◆ PROBLEM TO SOLVE: Keep the pictures out and restate every record exactly.

Rows from a figure dataset:
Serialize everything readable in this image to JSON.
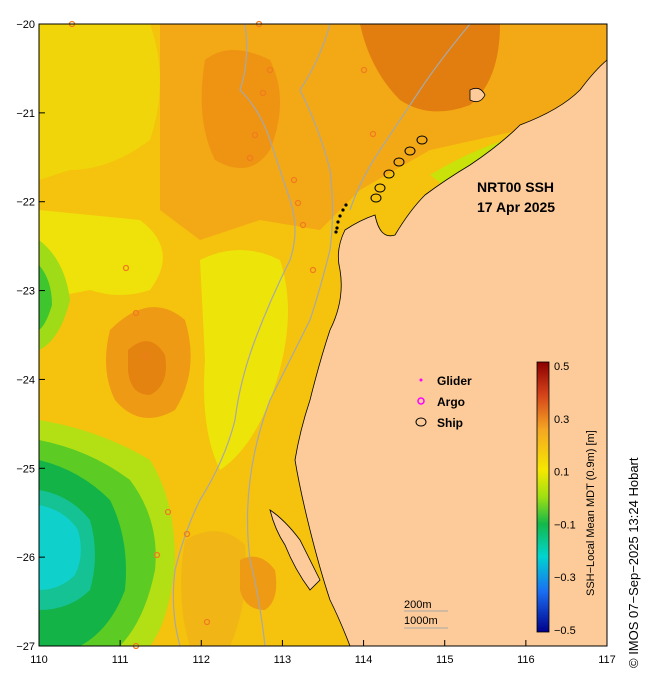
{
  "map": {
    "title": "NRT00 SSH",
    "date": "17 Apr 2025",
    "credit": "© IMOS 07−Sep−2025 13:24 Hobart",
    "x_ticks": [
      "110",
      "111",
      "112",
      "113",
      "114",
      "115",
      "116",
      "117"
    ],
    "y_ticks": [
      "−20",
      "−21",
      "−22",
      "−23",
      "−24",
      "−25",
      "−26",
      "−27"
    ],
    "lon_range": [
      110,
      117
    ],
    "lat_range": [
      -27,
      -20
    ],
    "legend": {
      "glider": "Glider",
      "argo": "Argo",
      "ship": "Ship"
    },
    "isobaths": [
      "200m",
      "1000m"
    ],
    "colorbar": {
      "title": "SSH−Local Mean MDT (0.9m) [m]",
      "ticks": [
        "0.5",
        "0.3",
        "0.1",
        "−0.1",
        "−0.3",
        "−0.5"
      ],
      "range": [
        -0.5,
        0.5
      ]
    },
    "colors": {
      "land": "#fdcb99",
      "coast": "#000000",
      "isobath": "#a8a8a8",
      "argo": "#ff00ff",
      "ship": "#000000"
    }
  }
}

◆ ANSWER TO THIS PROBLEM:
Serialize everything readable in this image to JSON.
{
  "map": {
    "title": "NRT00 SSH",
    "date": "17 Apr 2025",
    "credit": "© IMOS 07−Sep−2025 13:24 Hobart",
    "x_ticks": [
      "110",
      "111",
      "112",
      "113",
      "114",
      "115",
      "116",
      "117"
    ],
    "y_ticks": [
      "−20",
      "−21",
      "−22",
      "−23",
      "−24",
      "−25",
      "−26",
      "−27"
    ],
    "lon_range": [
      110,
      117
    ],
    "lat_range": [
      -27,
      -20
    ],
    "legend": {
      "glider": "Glider",
      "argo": "Argo",
      "ship": "Ship"
    },
    "isobaths": [
      "200m",
      "1000m"
    ],
    "colorbar": {
      "title": "SSH−Local Mean MDT (0.9m) [m]",
      "ticks": [
        "0.5",
        "0.3",
        "0.1",
        "−0.1",
        "−0.3",
        "−0.5"
      ],
      "range": [
        -0.5,
        0.5
      ]
    },
    "colors": {
      "land": "#fdcb99",
      "coast": "#000000",
      "isobath": "#a8a8a8",
      "argo": "#ff00ff",
      "ship": "#000000"
    }
  }
}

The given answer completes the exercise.